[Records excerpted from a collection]

_ _ _ _ _ _ _

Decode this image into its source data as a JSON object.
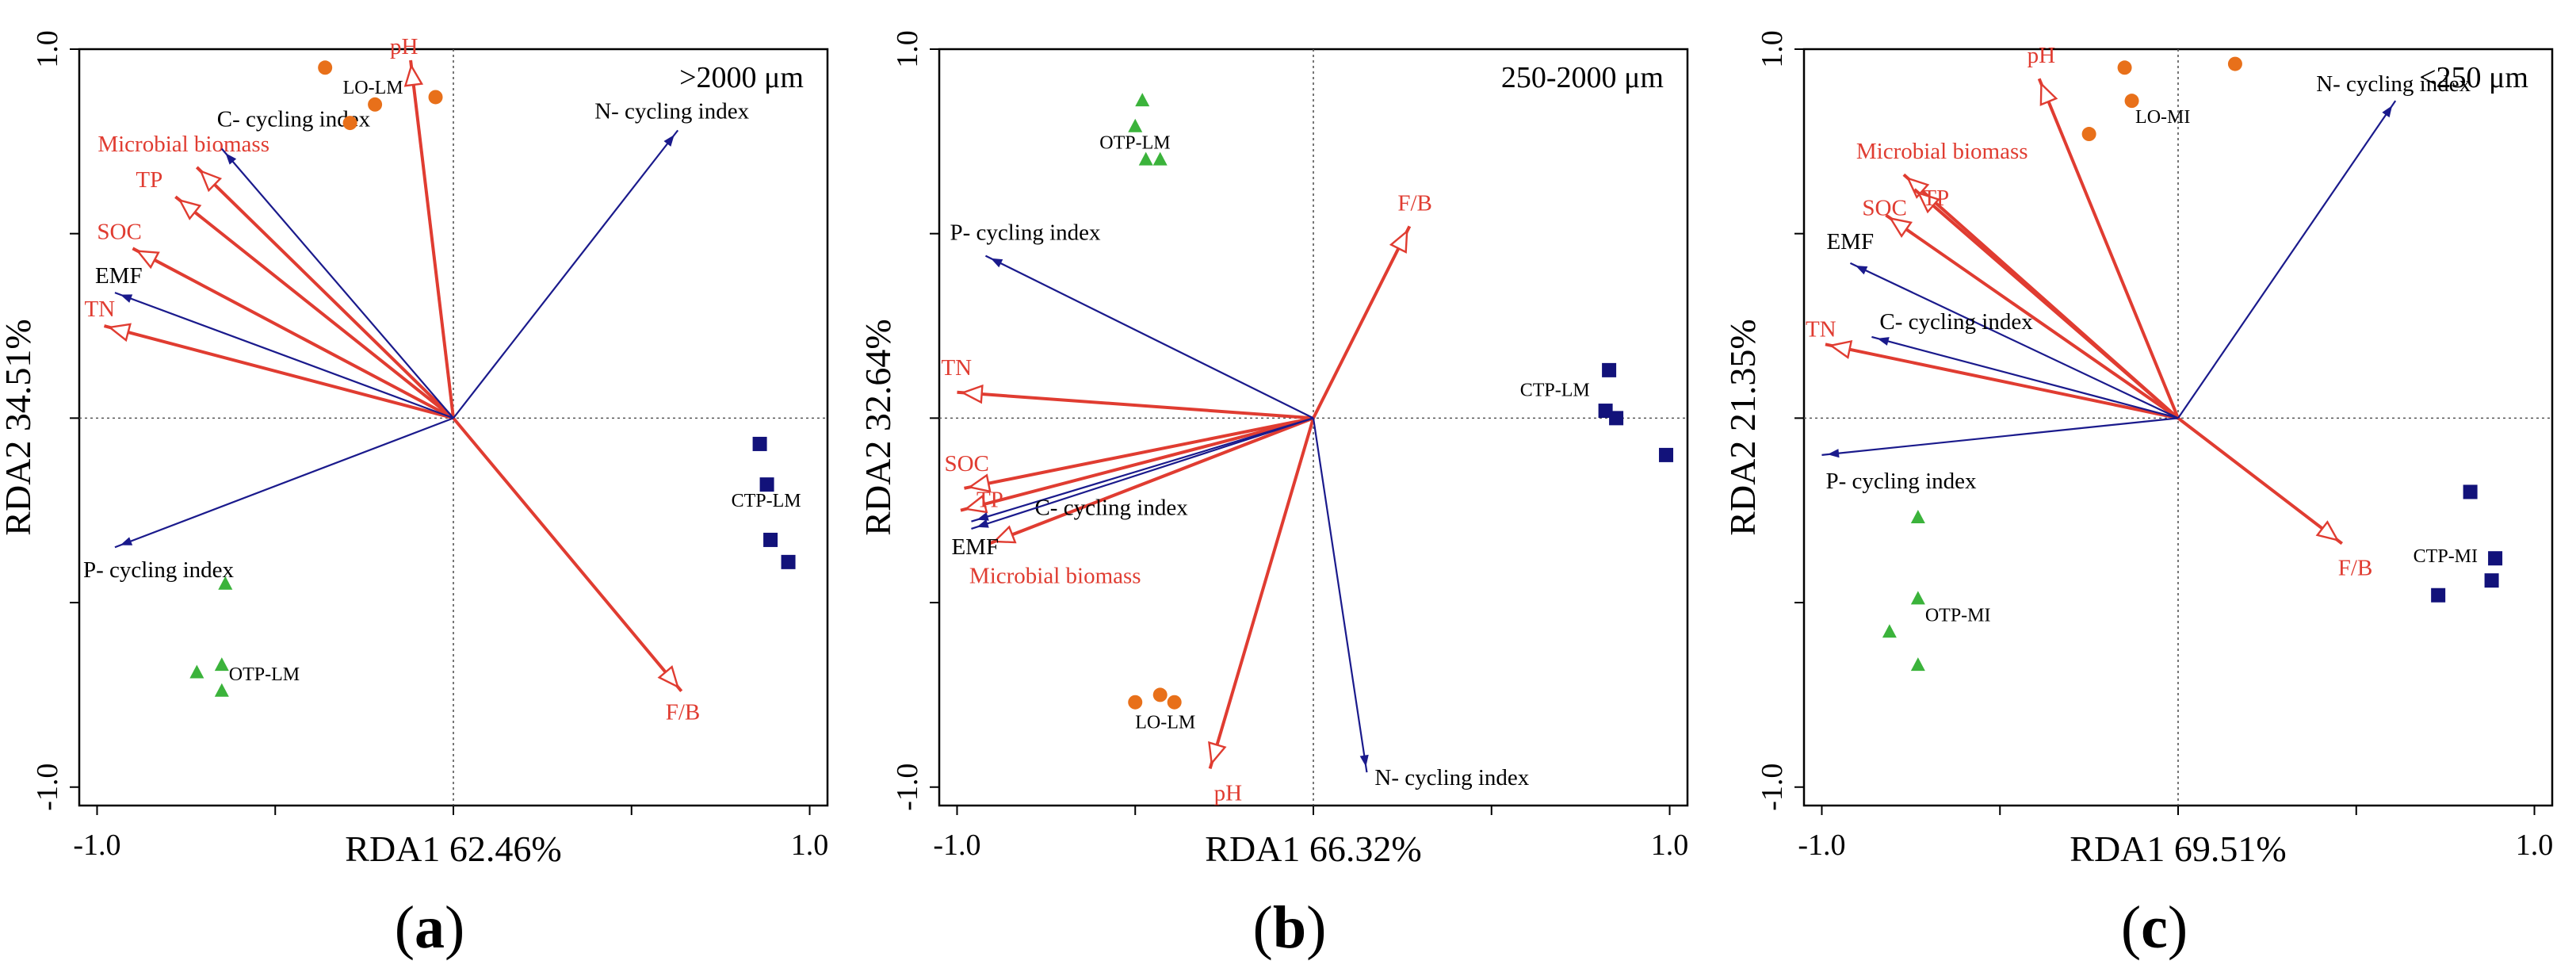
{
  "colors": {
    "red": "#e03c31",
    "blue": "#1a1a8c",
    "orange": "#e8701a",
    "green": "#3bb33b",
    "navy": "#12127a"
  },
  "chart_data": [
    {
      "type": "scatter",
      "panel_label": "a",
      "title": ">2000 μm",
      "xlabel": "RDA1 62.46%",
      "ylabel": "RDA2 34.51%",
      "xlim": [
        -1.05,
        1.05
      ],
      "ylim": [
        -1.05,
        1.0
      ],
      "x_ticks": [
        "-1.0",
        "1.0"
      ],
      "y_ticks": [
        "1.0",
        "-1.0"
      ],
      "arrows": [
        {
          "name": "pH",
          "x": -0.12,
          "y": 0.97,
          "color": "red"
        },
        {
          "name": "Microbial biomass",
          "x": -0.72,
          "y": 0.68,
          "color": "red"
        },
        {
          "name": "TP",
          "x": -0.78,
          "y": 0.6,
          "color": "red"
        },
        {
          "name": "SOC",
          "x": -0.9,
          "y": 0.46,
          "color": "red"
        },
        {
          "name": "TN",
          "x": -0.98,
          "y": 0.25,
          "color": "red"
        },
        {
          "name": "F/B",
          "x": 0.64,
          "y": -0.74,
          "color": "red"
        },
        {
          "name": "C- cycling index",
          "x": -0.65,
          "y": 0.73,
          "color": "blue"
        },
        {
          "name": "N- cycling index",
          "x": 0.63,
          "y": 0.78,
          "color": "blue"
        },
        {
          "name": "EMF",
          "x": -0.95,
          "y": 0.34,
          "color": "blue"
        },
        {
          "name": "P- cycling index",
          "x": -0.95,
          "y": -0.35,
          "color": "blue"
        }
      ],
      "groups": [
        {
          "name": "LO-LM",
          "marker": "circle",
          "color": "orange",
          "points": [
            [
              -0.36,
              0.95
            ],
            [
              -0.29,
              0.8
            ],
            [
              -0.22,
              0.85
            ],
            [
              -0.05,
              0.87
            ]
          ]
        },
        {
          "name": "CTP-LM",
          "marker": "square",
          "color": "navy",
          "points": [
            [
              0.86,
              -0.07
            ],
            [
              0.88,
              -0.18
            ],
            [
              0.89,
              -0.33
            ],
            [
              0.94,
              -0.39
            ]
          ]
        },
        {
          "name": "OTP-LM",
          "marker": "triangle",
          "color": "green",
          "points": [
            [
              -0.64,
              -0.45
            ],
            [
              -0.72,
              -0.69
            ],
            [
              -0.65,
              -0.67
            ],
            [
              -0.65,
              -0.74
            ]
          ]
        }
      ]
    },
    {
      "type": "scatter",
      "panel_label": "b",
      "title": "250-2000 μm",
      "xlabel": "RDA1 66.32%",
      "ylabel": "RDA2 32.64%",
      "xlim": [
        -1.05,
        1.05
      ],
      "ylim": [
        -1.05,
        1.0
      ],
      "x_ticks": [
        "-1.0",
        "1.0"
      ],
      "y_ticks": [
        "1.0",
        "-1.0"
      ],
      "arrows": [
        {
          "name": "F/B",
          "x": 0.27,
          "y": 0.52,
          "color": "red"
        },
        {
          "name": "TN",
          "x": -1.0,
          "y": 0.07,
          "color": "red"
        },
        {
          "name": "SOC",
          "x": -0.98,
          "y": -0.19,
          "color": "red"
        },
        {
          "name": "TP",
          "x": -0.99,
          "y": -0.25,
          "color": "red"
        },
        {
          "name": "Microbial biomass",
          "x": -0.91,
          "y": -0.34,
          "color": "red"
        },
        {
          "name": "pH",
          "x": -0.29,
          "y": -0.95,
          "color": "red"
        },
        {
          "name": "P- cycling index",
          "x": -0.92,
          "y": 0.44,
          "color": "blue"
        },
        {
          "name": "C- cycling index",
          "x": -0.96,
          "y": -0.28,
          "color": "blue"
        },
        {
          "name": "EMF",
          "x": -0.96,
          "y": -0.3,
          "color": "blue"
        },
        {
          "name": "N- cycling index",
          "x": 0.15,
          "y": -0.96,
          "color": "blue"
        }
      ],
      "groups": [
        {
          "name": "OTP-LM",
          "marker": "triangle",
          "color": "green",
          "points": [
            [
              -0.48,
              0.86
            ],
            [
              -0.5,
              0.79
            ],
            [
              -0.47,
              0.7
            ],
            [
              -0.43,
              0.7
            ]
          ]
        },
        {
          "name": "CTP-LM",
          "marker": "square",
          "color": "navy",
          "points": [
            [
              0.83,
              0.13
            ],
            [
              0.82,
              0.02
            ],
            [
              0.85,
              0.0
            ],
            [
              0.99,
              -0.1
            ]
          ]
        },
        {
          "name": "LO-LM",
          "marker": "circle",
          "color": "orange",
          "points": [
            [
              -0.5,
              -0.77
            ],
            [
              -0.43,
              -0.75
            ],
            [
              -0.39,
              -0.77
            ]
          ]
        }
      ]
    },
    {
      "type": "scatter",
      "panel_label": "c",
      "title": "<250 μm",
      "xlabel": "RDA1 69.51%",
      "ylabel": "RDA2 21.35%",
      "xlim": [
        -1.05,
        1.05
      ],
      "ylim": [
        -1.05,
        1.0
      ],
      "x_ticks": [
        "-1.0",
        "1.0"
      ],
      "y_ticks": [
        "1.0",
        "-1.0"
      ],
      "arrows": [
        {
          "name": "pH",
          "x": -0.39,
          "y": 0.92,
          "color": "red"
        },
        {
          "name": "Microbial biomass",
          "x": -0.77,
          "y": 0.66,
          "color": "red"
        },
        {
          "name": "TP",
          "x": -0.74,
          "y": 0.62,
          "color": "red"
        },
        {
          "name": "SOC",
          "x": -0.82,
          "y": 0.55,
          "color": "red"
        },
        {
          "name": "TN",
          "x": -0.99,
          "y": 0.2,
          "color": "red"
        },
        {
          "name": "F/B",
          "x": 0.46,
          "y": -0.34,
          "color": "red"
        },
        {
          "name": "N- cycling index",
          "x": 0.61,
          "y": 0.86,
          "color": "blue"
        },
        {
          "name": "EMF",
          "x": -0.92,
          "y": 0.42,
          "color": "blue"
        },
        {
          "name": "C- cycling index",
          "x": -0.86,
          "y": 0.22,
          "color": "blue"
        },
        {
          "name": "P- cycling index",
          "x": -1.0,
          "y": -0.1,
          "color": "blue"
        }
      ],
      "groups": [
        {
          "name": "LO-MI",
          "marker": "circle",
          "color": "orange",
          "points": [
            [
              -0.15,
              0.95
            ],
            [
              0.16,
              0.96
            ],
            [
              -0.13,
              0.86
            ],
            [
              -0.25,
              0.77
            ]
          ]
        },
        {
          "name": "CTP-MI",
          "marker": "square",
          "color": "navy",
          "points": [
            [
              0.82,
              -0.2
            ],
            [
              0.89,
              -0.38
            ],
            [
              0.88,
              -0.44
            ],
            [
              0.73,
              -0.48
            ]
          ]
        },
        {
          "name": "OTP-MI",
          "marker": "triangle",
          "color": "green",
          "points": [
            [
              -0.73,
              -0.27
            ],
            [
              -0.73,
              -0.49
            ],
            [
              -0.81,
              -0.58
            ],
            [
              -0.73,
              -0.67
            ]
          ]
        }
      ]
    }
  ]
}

_ _ _ _ _ _ _

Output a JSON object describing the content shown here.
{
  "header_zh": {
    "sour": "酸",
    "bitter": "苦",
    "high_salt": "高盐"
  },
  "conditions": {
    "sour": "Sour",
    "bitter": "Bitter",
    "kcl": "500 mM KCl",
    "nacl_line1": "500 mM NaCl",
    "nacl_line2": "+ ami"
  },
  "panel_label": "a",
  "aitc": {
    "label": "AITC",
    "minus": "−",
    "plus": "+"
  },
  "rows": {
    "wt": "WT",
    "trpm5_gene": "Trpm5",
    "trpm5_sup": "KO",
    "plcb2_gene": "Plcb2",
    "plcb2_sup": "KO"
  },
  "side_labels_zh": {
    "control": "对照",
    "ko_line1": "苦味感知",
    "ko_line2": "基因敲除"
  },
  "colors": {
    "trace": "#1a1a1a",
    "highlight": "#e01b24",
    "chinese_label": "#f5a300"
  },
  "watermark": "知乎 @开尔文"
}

_ _ _ _ _ _ _

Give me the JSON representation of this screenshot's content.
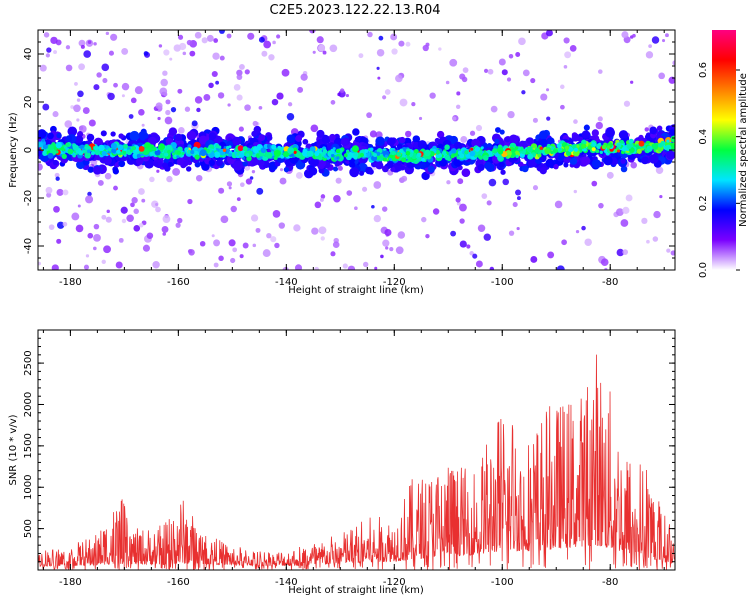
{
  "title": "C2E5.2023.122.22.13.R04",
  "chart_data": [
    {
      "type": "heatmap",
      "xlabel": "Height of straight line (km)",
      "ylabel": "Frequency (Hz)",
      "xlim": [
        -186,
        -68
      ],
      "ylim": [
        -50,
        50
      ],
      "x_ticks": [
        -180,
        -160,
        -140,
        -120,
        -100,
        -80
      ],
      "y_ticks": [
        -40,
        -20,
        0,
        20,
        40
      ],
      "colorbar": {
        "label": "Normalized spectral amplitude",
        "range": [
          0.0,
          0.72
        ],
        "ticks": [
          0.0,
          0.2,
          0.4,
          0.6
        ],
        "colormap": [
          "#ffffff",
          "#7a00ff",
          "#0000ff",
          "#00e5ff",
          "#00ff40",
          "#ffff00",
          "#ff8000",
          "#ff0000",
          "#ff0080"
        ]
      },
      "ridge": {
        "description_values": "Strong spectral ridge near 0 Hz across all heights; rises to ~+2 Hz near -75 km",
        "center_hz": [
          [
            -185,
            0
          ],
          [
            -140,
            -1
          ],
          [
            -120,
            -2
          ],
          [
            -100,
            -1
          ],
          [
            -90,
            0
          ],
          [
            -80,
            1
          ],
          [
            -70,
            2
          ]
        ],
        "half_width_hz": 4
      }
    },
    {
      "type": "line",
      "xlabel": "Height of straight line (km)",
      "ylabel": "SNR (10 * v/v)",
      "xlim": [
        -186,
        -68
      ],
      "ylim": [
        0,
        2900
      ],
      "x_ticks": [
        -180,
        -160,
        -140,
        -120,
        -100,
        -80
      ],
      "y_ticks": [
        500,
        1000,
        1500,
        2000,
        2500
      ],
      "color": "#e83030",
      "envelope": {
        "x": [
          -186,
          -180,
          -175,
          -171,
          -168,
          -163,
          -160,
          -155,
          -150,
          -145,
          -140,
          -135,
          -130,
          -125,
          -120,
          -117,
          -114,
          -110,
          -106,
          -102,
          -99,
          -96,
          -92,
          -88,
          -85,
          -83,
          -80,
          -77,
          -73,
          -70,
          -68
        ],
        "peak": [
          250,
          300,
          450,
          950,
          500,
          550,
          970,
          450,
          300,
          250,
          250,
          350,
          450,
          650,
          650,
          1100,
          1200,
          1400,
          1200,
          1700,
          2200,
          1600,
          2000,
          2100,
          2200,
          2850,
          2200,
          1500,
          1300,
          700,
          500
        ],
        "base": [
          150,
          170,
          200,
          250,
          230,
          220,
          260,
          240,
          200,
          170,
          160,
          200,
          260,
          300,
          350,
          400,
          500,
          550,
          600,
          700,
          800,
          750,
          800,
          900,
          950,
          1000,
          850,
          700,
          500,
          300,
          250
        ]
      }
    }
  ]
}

_ _ _ _ _ _ _

Copy out every line from the records that has the word "ridge".

      "ridge": {
        "description_values": "Strong spectral ridge near 0 Hz across all heights; rises to ~+2 Hz near -75 km",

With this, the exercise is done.